The line containing "Decode this image" and every line after it, through the last, are to be extracted exactly; no other lines belong in the answer.

---------- Exercise materials

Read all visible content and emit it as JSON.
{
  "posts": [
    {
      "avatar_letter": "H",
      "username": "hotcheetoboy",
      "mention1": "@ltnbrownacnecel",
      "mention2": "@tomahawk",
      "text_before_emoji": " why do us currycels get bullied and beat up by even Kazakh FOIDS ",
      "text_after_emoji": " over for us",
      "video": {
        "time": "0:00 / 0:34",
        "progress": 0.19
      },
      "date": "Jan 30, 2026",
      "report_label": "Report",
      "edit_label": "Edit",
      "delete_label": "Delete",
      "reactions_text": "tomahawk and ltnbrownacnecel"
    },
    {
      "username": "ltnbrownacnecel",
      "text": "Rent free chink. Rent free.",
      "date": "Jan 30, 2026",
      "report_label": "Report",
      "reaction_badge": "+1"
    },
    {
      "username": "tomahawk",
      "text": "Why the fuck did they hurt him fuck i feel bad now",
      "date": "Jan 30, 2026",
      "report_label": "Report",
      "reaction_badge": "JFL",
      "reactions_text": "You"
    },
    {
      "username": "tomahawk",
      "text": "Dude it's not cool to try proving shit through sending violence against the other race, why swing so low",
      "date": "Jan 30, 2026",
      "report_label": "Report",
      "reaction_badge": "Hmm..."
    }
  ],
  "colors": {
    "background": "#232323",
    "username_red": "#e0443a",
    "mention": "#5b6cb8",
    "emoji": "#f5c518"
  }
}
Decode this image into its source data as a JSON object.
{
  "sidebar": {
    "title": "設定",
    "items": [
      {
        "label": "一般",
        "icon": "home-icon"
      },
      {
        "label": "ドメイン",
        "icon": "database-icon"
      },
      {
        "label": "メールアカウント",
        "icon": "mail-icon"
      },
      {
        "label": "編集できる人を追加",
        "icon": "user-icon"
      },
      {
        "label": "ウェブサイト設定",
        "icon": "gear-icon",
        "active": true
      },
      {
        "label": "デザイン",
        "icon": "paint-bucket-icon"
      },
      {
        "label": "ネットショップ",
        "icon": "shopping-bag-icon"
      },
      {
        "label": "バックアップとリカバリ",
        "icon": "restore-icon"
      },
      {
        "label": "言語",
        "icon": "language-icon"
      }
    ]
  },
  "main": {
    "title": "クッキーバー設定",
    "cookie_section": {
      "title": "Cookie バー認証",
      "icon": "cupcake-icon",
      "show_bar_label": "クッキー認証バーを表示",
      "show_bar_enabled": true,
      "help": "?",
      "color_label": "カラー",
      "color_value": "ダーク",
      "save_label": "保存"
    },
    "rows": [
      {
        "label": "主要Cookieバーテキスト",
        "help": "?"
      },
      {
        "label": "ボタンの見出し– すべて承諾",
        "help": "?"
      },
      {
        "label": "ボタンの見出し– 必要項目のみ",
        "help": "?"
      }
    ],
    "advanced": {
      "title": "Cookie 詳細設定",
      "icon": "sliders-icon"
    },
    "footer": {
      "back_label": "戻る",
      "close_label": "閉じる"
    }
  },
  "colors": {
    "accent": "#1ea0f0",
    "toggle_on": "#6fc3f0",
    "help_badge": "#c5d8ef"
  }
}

--------------------

* [Final result]:
Decode this image into its source data as a JSON object.
{
  "sidebar": {
    "title": "設定",
    "items": [
      {
        "label": "一般",
        "icon": "home-icon"
      },
      {
        "label": "ドメイン",
        "icon": "database-icon"
      },
      {
        "label": "メールアカウント",
        "icon": "mail-icon"
      },
      {
        "label": "編集できる人を追加",
        "icon": "user-icon"
      },
      {
        "label": "ウェブサイト設定",
        "icon": "gear-icon",
        "active": true
      },
      {
        "label": "デザイン",
        "icon": "paint-bucket-icon"
      },
      {
        "label": "ネットショップ",
        "icon": "shopping-bag-icon"
      },
      {
        "label": "バックアップとリカバリ",
        "icon": "restore-icon"
      },
      {
        "label": "言語",
        "icon": "language-icon"
      }
    ]
  },
  "main": {
    "title": "クッキーバー設定",
    "cookie_section": {
      "title": "Cookie バー認証",
      "icon": "cupcake-icon",
      "show_bar_label": "クッキー認証バーを表示",
      "show_bar_enabled": true,
      "help": "?",
      "color_label": "カラー",
      "color_value": "ダーク",
      "save_label": "保存"
    },
    "rows": [
      {
        "label": "主要Cookieバーテキスト",
        "help": "?"
      },
      {
        "label": "ボタンの見出し– すべて承諾",
        "help": "?"
      },
      {
        "label": "ボタンの見出し– 必要項目のみ",
        "help": "?"
      }
    ],
    "advanced": {
      "title": "Cookie 詳細設定",
      "icon": "sliders-icon"
    },
    "footer": {
      "back_label": "戻る",
      "close_label": "閉じる"
    }
  },
  "colors": {
    "accent": "#1ea0f0",
    "toggle_on": "#6fc3f0",
    "help_badge": "#c5d8ef"
  }
}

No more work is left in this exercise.